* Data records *
__________

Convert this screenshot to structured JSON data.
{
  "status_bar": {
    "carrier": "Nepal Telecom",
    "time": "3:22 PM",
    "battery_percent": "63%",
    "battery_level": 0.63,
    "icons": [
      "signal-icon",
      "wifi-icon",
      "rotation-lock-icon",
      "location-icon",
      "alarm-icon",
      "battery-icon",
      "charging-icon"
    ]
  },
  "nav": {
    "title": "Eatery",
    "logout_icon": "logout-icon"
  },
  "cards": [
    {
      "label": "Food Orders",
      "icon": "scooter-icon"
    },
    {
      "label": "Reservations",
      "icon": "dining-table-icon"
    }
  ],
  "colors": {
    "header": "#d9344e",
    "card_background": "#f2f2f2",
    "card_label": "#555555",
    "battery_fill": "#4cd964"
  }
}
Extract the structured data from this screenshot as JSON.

__________

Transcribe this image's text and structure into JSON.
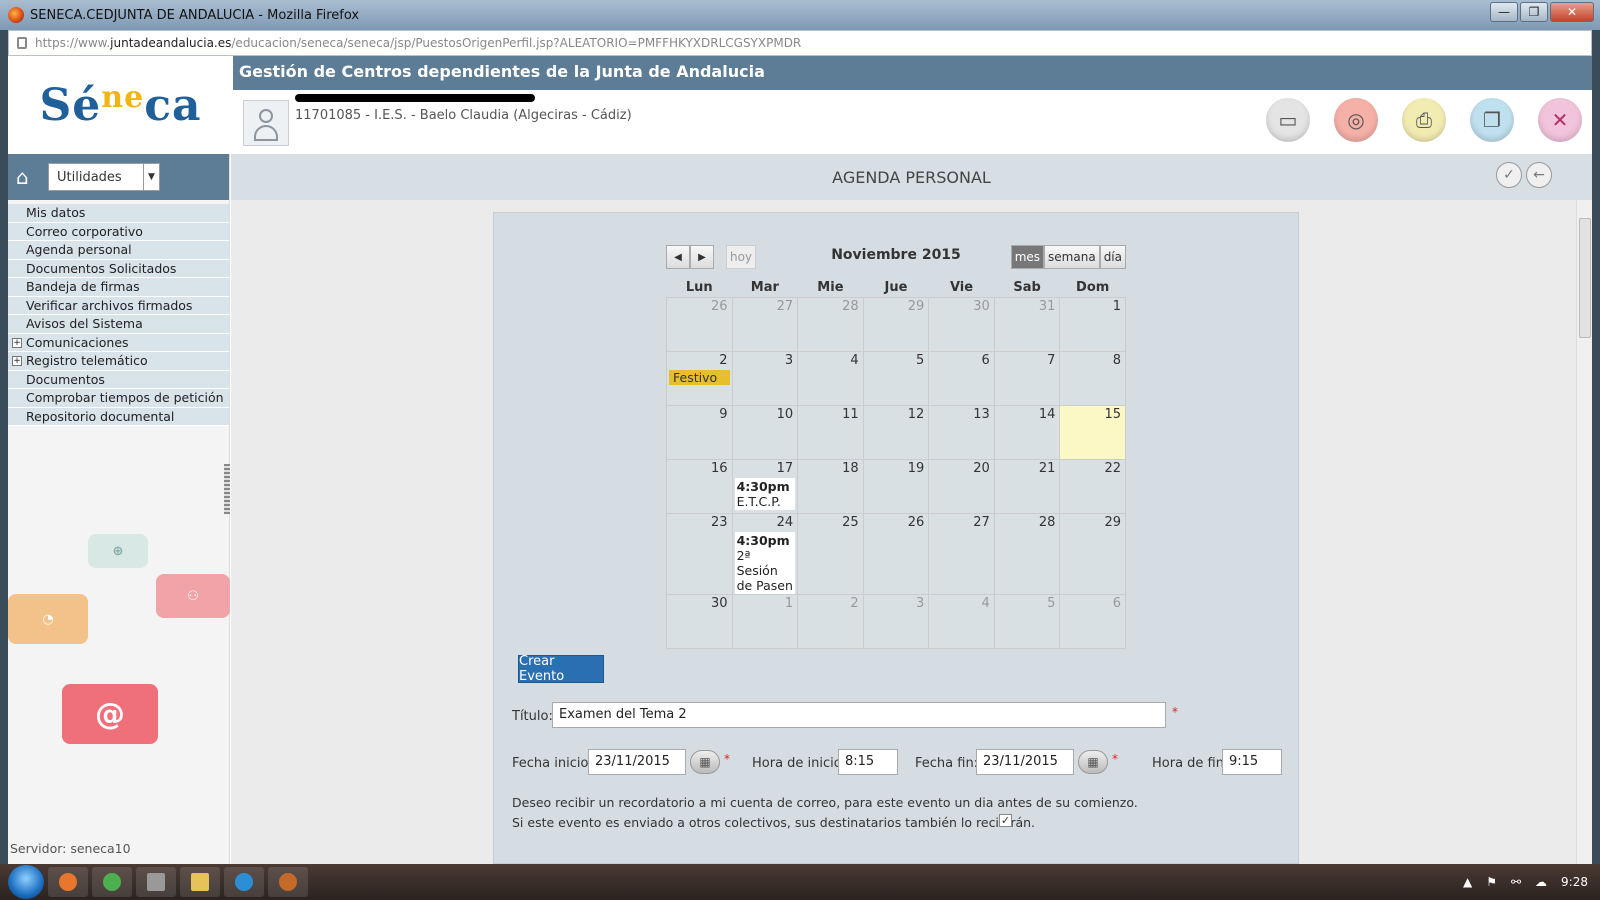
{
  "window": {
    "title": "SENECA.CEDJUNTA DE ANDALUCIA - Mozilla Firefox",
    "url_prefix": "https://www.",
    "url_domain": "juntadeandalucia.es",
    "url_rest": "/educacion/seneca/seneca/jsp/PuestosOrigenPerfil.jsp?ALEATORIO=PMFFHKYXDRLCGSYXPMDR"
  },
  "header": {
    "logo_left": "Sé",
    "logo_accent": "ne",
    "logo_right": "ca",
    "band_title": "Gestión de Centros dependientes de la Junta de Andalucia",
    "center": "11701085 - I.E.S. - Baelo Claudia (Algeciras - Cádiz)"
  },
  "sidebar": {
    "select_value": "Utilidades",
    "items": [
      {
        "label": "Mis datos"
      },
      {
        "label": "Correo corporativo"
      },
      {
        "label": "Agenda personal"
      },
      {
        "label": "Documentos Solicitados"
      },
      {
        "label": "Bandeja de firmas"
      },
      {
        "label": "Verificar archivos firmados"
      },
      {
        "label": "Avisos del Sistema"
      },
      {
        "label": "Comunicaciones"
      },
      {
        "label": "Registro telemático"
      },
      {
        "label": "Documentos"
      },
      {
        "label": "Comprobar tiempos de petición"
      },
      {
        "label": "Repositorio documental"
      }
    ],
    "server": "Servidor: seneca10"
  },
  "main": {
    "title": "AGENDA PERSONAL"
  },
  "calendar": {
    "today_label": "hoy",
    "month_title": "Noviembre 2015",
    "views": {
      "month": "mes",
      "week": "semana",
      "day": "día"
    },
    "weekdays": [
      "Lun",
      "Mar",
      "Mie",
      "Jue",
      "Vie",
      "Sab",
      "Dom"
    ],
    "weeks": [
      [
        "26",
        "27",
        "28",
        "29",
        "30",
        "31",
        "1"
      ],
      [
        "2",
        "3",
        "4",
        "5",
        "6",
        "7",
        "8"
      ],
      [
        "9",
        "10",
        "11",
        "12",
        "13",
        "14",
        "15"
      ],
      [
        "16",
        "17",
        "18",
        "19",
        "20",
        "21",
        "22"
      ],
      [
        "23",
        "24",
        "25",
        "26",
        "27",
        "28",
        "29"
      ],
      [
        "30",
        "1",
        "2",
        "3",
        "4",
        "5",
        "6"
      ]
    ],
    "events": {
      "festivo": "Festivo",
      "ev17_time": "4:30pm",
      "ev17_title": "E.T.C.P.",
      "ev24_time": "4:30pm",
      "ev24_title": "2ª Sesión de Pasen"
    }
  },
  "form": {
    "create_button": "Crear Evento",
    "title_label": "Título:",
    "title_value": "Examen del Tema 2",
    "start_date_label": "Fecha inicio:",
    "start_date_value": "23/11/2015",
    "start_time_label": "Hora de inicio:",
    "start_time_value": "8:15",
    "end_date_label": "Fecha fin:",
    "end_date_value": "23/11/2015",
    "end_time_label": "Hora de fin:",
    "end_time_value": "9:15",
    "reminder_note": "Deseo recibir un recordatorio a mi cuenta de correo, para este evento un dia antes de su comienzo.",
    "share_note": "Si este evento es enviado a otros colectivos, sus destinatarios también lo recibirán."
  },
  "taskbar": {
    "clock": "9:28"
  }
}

__________

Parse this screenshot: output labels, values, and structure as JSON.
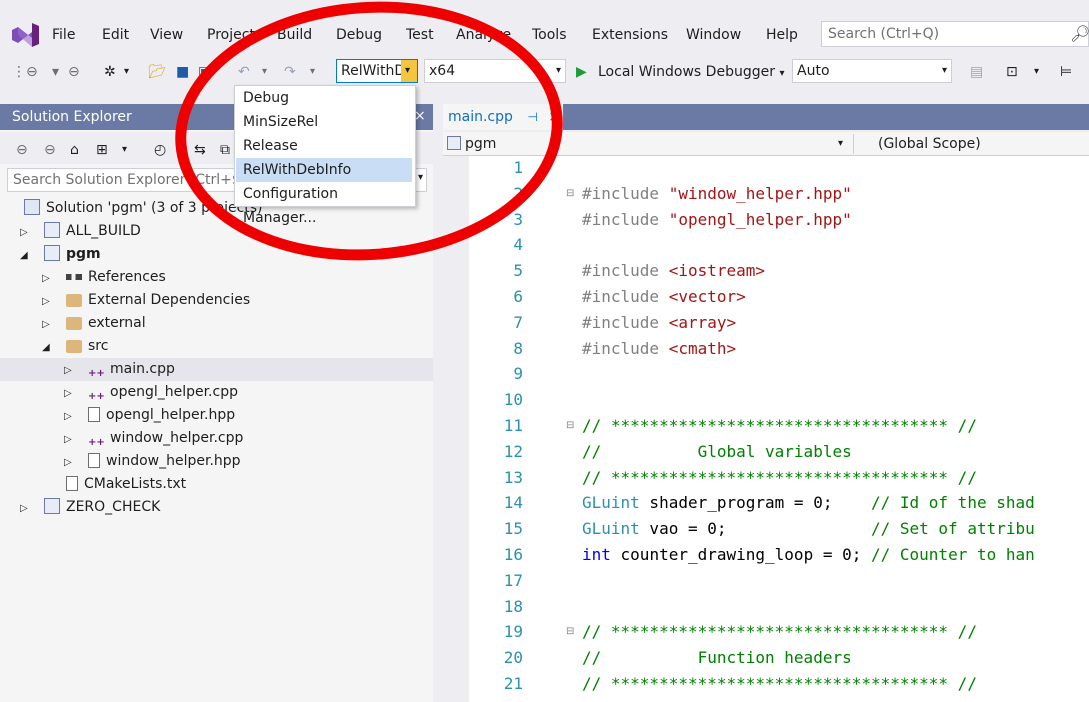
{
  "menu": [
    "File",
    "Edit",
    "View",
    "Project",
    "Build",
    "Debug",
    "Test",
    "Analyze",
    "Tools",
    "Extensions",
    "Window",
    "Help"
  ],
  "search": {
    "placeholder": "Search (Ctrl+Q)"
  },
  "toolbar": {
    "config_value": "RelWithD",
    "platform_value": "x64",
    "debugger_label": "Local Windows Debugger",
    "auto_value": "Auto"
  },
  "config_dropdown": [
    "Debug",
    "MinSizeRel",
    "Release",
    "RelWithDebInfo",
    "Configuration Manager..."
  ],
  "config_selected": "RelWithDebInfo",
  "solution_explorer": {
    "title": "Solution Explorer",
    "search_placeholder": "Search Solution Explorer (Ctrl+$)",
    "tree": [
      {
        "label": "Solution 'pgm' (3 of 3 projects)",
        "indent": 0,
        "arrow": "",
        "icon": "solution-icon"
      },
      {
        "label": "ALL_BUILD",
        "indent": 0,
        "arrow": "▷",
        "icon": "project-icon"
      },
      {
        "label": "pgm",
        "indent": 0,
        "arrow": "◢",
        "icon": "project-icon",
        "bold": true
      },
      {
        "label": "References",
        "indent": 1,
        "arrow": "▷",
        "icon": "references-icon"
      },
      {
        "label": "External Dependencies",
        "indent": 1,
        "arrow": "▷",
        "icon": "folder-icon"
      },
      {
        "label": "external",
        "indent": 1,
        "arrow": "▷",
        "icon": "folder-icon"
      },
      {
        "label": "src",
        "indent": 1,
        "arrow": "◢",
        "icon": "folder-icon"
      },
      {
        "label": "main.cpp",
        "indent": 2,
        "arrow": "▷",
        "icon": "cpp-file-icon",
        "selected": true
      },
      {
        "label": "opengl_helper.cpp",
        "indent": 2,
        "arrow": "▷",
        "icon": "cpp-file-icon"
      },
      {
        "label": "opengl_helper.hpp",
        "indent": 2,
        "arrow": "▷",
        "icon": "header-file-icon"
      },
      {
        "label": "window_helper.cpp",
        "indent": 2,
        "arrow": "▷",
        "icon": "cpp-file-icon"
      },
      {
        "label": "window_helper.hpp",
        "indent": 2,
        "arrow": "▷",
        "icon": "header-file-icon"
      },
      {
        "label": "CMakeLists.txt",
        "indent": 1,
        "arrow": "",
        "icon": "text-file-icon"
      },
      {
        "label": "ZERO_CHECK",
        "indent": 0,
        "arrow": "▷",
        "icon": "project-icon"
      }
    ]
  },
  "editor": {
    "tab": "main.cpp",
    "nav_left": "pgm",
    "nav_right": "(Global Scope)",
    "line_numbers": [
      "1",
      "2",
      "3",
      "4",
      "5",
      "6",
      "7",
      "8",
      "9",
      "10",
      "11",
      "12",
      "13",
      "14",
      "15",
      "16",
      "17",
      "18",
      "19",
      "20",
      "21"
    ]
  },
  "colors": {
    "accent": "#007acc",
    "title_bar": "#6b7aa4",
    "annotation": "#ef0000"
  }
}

__________

* YOUR TASK *
Exactly the lines from the line containing "Convert this screenshot" to the line containing "Extract the structured", both included, are to be set down; no other line belongs in the answer.

* ANSWER TO THE EXERCISE *
Convert this screenshot to structured JSON data.
{
  "status_bar": {
    "carrier": "Nepal Telecom",
    "time": "3:22 PM",
    "battery_percent": "63%",
    "battery_level": 0.63,
    "icons": [
      "signal-icon",
      "wifi-icon",
      "rotation-lock-icon",
      "location-icon",
      "alarm-icon",
      "battery-icon",
      "charging-icon"
    ]
  },
  "nav": {
    "title": "Eatery",
    "logout_icon": "logout-icon"
  },
  "cards": [
    {
      "label": "Food Orders",
      "icon": "scooter-icon"
    },
    {
      "label": "Reservations",
      "icon": "dining-table-icon"
    }
  ],
  "colors": {
    "header": "#d9344e",
    "card_background": "#f2f2f2",
    "card_label": "#555555",
    "battery_fill": "#4cd964"
  }
}
Extract the structured data from this screenshot as JSON.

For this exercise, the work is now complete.